**REQUIRED WORK:** Locate every line in the material below that contains the word "tick", and copy each of those lines in full.

**THE INPUT:**

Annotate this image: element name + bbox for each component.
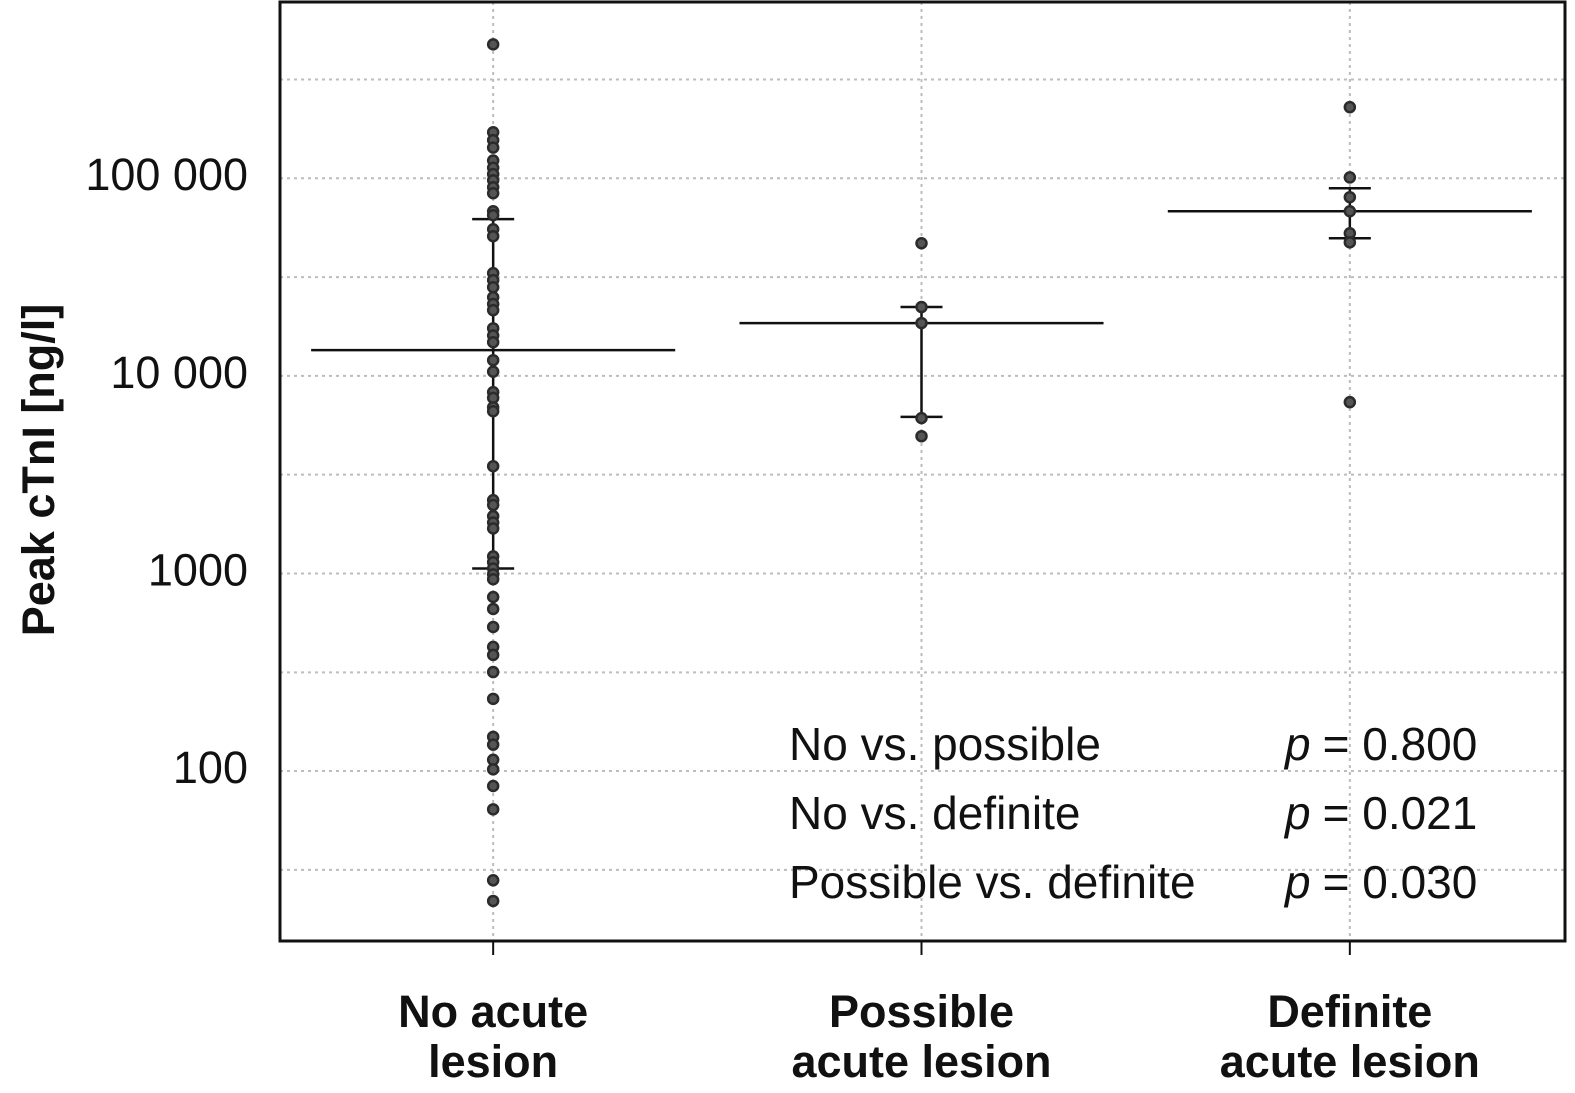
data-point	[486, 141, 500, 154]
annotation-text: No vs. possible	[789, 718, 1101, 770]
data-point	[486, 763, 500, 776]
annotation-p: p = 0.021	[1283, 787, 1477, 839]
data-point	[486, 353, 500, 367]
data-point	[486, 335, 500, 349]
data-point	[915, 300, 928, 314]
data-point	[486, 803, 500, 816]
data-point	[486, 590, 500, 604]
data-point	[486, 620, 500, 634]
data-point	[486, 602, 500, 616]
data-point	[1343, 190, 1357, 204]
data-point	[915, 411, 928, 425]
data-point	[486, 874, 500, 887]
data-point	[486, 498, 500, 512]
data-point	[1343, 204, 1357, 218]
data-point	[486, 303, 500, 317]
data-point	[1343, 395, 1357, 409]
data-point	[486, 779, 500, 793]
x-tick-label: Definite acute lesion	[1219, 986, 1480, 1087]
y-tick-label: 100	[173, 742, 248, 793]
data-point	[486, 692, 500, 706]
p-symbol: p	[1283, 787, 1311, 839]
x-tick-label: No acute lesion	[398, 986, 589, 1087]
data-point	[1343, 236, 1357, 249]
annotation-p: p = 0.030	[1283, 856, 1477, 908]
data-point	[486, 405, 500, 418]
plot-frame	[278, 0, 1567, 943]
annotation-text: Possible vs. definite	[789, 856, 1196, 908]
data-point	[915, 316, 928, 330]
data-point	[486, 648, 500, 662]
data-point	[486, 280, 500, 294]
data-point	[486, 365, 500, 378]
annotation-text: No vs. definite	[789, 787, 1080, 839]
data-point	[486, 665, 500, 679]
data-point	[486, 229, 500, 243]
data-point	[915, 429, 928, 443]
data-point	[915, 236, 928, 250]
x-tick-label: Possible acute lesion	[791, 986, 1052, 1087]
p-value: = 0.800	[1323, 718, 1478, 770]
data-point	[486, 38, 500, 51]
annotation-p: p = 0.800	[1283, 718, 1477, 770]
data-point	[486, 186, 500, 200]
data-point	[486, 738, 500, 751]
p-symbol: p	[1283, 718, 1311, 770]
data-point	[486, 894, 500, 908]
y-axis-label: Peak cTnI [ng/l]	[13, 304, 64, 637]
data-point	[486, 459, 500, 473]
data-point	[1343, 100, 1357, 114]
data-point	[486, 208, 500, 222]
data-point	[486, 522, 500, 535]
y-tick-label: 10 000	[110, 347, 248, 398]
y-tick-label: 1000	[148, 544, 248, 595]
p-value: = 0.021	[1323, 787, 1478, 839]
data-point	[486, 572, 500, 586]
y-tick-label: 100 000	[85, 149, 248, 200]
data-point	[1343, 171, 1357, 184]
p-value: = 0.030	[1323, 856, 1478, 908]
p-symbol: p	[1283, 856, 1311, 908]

==

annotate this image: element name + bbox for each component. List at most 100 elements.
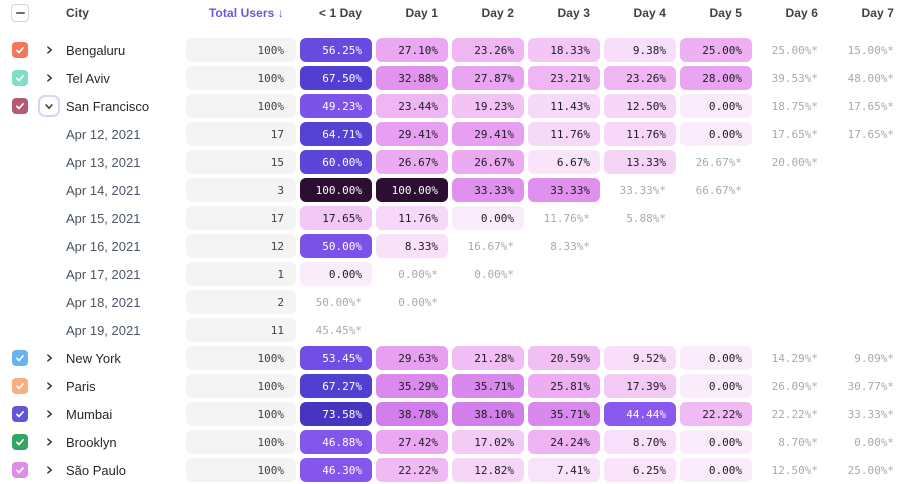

**ANSWER IN FULL:**
x-tick-label: Definite acute lesion	[1219, 986, 1480, 1087]
y-tick-label: 100	[173, 742, 248, 793]
x-tick-label: No acute lesion	[398, 986, 589, 1087]
x-tick-label: Possible acute lesion	[791, 986, 1052, 1087]
y-tick-label: 10 000	[110, 347, 248, 398]
y-tick-label: 1000	[148, 544, 248, 595]
y-tick-label: 100 000	[85, 149, 248, 200]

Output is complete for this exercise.